» **Your task**:
Scan the data below and pick out the lines containing the word "谷山浩子".

» **The input**:

— Start —

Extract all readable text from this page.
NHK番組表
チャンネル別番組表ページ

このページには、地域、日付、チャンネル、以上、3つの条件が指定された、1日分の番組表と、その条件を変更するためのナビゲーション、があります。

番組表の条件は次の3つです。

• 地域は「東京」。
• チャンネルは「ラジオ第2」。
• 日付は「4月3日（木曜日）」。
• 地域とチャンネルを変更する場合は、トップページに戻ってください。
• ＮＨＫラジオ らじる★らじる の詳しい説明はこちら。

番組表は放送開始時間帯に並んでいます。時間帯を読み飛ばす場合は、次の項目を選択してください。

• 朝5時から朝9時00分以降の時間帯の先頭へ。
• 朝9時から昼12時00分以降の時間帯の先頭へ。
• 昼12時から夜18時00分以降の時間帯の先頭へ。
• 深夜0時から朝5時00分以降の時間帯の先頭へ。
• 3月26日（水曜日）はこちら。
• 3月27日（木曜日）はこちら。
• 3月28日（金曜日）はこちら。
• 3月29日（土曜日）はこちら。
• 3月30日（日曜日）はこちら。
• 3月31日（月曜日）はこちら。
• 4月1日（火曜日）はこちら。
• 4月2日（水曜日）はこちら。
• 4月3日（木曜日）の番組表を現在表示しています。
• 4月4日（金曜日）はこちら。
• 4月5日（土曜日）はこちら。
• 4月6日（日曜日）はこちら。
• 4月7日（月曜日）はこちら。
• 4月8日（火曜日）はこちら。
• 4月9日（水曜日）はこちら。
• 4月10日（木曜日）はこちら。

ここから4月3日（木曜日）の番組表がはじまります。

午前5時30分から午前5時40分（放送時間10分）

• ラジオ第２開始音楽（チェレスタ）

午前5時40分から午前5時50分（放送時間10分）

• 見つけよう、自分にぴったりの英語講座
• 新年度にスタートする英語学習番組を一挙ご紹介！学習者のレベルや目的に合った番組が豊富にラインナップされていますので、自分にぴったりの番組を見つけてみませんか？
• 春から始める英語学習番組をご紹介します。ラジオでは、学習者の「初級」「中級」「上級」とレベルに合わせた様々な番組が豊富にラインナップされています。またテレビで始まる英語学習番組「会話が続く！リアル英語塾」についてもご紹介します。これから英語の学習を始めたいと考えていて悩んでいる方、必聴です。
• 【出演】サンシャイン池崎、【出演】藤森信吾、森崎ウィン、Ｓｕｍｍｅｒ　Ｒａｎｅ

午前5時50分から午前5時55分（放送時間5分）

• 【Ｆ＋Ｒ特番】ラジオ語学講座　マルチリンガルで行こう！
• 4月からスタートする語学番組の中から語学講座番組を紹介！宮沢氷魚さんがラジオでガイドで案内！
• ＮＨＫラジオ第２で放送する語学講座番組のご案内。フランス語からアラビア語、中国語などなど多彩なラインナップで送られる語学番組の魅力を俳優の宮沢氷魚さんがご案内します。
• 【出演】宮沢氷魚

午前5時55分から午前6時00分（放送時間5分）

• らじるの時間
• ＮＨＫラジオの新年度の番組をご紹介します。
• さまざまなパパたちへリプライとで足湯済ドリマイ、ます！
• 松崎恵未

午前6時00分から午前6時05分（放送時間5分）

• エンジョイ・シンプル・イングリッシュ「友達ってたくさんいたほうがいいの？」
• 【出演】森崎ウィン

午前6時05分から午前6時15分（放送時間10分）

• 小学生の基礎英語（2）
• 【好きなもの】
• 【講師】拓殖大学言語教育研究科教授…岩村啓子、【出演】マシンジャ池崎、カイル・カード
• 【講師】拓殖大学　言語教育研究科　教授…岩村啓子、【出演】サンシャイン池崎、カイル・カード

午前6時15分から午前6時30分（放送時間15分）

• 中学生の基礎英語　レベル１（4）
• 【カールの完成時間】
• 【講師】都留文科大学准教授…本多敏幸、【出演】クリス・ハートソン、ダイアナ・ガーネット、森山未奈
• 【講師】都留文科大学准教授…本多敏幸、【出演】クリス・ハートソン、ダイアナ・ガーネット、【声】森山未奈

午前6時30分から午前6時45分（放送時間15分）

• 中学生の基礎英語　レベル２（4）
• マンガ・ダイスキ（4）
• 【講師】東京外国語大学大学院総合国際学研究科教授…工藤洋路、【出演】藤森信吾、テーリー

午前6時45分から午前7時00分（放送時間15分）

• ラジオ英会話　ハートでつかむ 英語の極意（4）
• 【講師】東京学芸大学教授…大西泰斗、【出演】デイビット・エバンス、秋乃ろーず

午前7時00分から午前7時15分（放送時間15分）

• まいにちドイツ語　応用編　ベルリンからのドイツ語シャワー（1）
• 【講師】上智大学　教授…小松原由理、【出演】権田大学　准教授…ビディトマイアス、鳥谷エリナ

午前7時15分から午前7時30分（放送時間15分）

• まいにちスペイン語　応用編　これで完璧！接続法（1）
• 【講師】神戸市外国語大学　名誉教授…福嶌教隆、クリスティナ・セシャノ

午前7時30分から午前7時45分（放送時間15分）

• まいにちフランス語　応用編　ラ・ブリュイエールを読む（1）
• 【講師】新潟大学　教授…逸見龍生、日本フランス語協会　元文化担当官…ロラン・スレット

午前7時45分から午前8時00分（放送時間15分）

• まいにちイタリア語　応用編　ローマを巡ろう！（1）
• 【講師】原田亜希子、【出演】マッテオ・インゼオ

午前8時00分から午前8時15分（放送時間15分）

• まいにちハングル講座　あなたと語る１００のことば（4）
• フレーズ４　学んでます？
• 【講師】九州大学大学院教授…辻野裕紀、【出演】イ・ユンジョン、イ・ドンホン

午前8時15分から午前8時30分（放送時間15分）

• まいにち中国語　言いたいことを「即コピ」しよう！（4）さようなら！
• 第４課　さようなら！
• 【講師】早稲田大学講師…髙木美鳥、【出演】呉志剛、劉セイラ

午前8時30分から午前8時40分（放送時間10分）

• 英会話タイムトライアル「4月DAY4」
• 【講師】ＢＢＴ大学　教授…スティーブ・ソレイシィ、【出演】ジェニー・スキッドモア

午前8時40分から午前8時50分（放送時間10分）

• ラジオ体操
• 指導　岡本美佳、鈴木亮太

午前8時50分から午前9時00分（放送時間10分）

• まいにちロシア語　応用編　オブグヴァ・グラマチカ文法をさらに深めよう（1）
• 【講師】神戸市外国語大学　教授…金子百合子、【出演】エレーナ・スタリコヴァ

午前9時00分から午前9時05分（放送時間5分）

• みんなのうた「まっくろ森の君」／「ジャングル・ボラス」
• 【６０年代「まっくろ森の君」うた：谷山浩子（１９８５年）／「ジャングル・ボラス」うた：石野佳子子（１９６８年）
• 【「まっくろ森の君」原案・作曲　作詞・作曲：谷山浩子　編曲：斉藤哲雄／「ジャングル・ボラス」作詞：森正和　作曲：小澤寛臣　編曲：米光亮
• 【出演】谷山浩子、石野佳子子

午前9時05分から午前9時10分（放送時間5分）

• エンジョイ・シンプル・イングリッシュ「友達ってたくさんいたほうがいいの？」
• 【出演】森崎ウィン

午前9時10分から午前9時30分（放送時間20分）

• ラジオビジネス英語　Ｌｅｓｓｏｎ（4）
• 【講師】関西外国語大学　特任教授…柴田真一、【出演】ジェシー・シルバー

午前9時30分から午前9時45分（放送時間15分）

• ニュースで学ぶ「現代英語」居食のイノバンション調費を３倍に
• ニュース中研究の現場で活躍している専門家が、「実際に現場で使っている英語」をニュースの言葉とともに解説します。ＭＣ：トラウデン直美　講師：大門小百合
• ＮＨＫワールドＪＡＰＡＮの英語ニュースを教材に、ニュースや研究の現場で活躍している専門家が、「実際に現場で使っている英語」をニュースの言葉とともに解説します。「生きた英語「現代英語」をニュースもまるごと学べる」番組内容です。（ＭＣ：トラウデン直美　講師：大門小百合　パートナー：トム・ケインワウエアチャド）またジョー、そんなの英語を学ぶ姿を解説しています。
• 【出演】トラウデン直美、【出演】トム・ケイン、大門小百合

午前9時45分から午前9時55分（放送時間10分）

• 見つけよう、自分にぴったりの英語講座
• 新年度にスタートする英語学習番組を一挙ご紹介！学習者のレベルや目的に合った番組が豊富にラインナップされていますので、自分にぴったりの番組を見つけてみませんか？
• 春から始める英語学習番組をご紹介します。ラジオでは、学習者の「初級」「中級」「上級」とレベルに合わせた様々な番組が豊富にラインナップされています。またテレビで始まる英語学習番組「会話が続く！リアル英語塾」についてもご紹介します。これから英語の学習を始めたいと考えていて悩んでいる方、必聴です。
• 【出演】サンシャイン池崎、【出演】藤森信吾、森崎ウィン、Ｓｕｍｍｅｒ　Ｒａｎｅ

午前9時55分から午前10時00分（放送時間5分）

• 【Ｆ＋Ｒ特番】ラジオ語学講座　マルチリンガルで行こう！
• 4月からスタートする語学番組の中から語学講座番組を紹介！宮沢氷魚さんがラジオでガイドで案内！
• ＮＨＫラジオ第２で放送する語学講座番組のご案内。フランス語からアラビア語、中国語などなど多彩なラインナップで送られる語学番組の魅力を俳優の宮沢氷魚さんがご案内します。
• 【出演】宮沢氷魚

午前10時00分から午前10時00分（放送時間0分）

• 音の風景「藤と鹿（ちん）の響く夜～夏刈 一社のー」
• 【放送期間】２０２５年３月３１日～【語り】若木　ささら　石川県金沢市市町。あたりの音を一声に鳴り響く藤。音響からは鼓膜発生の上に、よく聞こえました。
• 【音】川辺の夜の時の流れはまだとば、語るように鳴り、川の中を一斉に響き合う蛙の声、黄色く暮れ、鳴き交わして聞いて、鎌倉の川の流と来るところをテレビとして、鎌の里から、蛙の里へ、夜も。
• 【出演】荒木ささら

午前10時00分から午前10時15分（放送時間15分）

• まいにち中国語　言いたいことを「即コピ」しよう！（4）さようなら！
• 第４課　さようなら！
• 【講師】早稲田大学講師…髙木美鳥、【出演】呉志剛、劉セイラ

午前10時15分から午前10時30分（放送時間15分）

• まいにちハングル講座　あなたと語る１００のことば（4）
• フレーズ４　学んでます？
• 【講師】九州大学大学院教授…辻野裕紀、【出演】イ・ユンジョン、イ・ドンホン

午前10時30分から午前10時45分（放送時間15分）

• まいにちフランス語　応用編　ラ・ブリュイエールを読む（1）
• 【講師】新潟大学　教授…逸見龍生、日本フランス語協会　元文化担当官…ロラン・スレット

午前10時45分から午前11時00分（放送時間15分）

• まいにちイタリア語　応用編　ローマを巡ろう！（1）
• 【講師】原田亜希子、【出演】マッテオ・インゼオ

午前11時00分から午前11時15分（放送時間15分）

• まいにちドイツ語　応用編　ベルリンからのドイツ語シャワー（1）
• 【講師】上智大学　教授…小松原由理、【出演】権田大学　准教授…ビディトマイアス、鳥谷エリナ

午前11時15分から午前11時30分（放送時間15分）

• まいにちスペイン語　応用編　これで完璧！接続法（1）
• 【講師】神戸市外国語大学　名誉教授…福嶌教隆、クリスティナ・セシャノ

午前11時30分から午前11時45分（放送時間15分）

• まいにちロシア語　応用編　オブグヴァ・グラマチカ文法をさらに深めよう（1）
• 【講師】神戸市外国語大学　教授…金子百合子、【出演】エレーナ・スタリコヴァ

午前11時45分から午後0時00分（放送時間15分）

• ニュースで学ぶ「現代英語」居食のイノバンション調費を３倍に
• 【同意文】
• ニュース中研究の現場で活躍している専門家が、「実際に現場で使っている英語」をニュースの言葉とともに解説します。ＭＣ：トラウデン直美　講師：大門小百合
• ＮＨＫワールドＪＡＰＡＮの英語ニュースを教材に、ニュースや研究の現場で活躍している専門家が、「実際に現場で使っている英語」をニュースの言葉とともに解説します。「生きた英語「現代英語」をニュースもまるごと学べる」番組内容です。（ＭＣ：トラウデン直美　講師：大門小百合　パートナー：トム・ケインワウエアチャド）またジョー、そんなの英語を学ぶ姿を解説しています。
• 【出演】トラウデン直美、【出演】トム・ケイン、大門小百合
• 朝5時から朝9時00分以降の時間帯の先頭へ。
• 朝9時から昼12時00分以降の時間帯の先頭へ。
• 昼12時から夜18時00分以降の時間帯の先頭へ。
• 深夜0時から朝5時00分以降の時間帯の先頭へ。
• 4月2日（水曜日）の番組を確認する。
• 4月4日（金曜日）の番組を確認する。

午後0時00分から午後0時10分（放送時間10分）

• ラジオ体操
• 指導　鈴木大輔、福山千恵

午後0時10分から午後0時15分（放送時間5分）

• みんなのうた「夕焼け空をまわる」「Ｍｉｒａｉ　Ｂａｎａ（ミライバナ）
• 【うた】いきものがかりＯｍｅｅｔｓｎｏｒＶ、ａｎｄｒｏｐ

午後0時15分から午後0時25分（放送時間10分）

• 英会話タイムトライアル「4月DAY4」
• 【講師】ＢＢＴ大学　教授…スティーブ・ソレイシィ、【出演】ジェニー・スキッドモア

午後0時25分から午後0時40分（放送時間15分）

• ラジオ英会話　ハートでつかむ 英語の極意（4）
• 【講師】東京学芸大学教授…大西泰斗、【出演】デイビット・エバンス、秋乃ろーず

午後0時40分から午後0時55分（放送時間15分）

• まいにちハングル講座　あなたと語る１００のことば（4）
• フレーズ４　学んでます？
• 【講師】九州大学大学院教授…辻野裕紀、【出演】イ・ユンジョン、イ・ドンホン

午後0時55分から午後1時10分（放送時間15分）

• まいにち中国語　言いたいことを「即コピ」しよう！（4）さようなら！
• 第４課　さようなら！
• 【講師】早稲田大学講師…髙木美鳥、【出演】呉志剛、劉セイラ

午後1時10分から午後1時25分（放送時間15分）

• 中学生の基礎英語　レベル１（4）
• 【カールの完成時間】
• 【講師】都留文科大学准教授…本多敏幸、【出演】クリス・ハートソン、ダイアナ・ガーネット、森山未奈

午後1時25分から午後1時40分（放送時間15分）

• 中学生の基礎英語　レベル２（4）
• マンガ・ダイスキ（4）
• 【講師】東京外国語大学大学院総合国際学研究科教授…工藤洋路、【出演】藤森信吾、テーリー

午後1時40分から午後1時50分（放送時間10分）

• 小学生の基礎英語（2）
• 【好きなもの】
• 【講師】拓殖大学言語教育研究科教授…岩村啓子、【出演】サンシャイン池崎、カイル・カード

— End —

» **Task response**:
• 【６０年代「まっくろ森の君」うた：谷山浩子（１９８５年）／「ジャングル・ボラス」うた：石野佳子子（１９６８年）
• 【「まっくろ森の君」原案・作曲　作詞・作曲：谷山浩子　編曲：斉藤哲雄／「ジャングル・ボラス」作詞：森正和　作曲：小澤寛臣　編曲：米光亮
• 【出演】谷山浩子、石野佳子子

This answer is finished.